== GOAL ==
Transcribe the entries below exactly; leave every image out.

▼

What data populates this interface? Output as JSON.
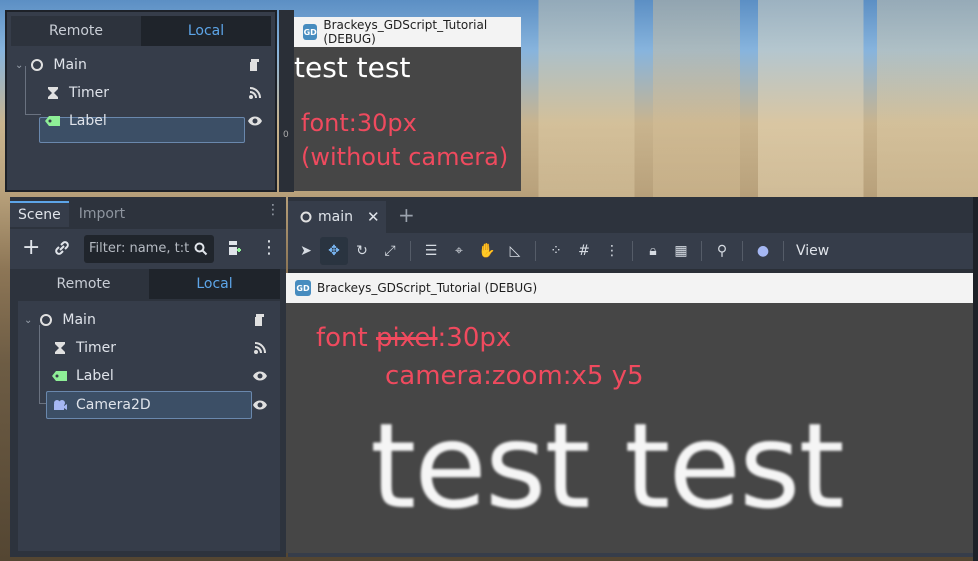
{
  "top_panel": {
    "tabs": [
      "Remote",
      "Local"
    ],
    "tree": [
      {
        "label": "Main",
        "icon": "node-circle-icon"
      },
      {
        "label": "Timer",
        "icon": "hourglass-icon"
      },
      {
        "label": "Label",
        "icon": "label-tag-icon"
      }
    ]
  },
  "top_window": {
    "title": "Brackeys_GDScript_Tutorial (DEBUG)",
    "game_text": "test test",
    "annotation_line1": "font:30px",
    "annotation_line2": "(without camera)",
    "ruler_mark": "0"
  },
  "bottom_panel": {
    "dock_tabs": [
      "Scene",
      "Import"
    ],
    "filter_placeholder": "Filter: name, t:t",
    "rl_tabs": [
      "Remote",
      "Local"
    ],
    "tree": [
      {
        "label": "Main"
      },
      {
        "label": "Timer"
      },
      {
        "label": "Label"
      },
      {
        "label": "Camera2D"
      }
    ]
  },
  "editor": {
    "tab_label": "main",
    "view_menu": "View"
  },
  "bottom_window": {
    "title": "Brackeys_GDScript_Tutorial (DEBUG)",
    "annotation_prefix": "font ",
    "annotation_struck": "pixel",
    "annotation_suffix": ":30px",
    "annotation_line2": "camera:zoom:x5 y5",
    "game_text": "test test"
  },
  "colors": {
    "panel": "#363d4a",
    "active_tab_text": "#5da5e8",
    "annotation_red": "#ef4a5e",
    "label_icon_green": "#8eef97",
    "camera_icon_purple": "#a5b7f3"
  }
}
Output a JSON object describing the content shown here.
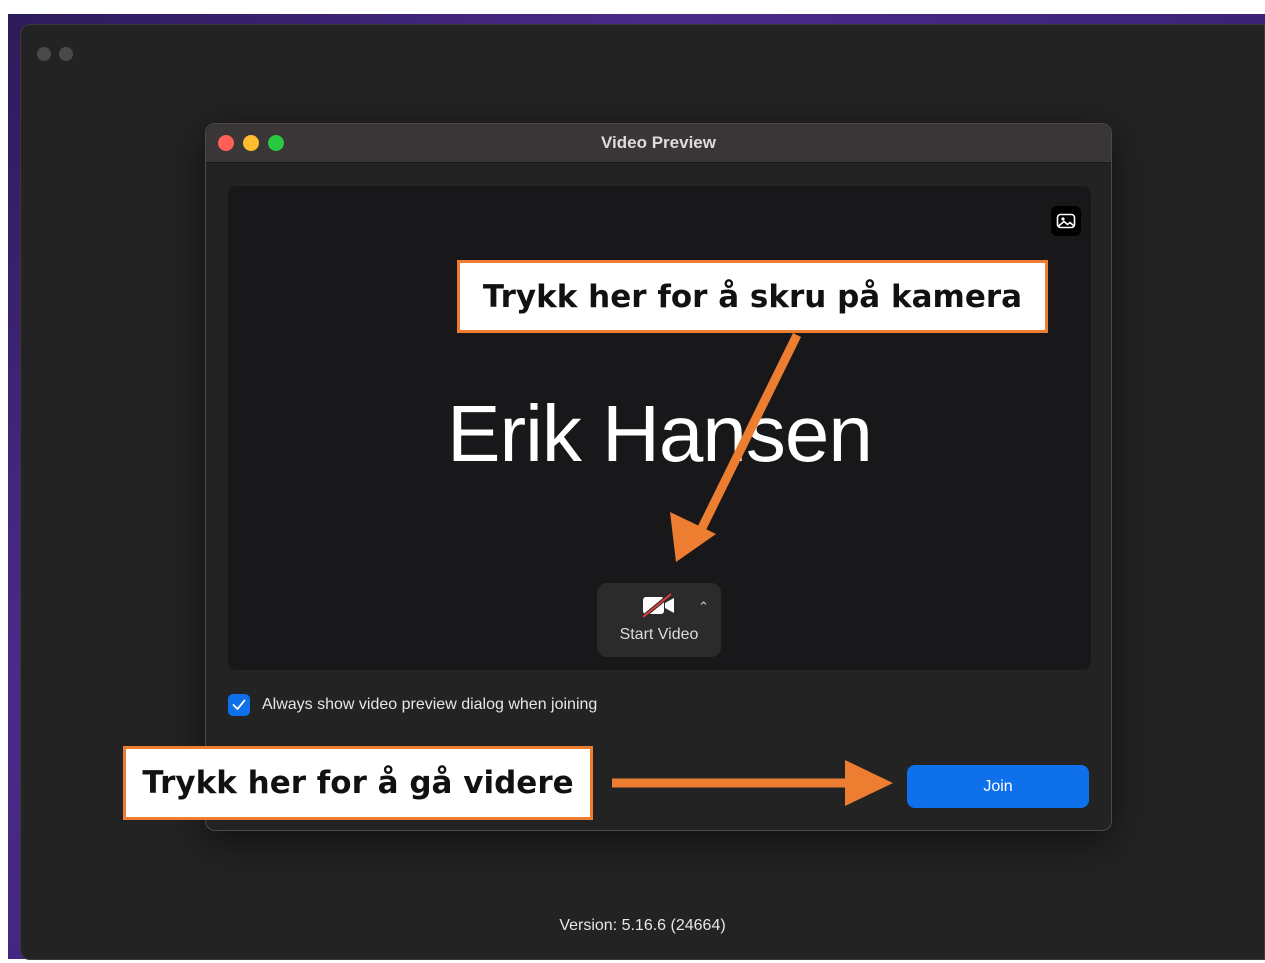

▲

== REPLY TO THE EXERCISE ==
What data populates this interface? Output as JSON.
{
  "top_panel": {
    "tabs": [
      "Remote",
      "Local"
    ],
    "tree": [
      {
        "label": "Main",
        "icon": "node-circle-icon"
      },
      {
        "label": "Timer",
        "icon": "hourglass-icon"
      },
      {
        "label": "Label",
        "icon": "label-tag-icon"
      }
    ]
  },
  "top_window": {
    "title": "Brackeys_GDScript_Tutorial (DEBUG)",
    "game_text": "test test",
    "annotation_line1": "font:30px",
    "annotation_line2": "(without camera)",
    "ruler_mark": "0"
  },
  "bottom_panel": {
    "dock_tabs": [
      "Scene",
      "Import"
    ],
    "filter_placeholder": "Filter: name, t:t",
    "rl_tabs": [
      "Remote",
      "Local"
    ],
    "tree": [
      {
        "label": "Main"
      },
      {
        "label": "Timer"
      },
      {
        "label": "Label"
      },
      {
        "label": "Camera2D"
      }
    ]
  },
  "editor": {
    "tab_label": "main",
    "view_menu": "View"
  },
  "bottom_window": {
    "title": "Brackeys_GDScript_Tutorial (DEBUG)",
    "annotation_prefix": "font ",
    "annotation_struck": "pixel",
    "annotation_suffix": ":30px",
    "annotation_line2": "camera:zoom:x5 y5",
    "game_text": "test test"
  },
  "colors": {
    "panel": "#363d4a",
    "active_tab_text": "#5da5e8",
    "annotation_red": "#ef4a5e",
    "label_icon_green": "#8eef97",
    "camera_icon_purple": "#a5b7f3"
  }
}
Output a JSON object describing the content shown here.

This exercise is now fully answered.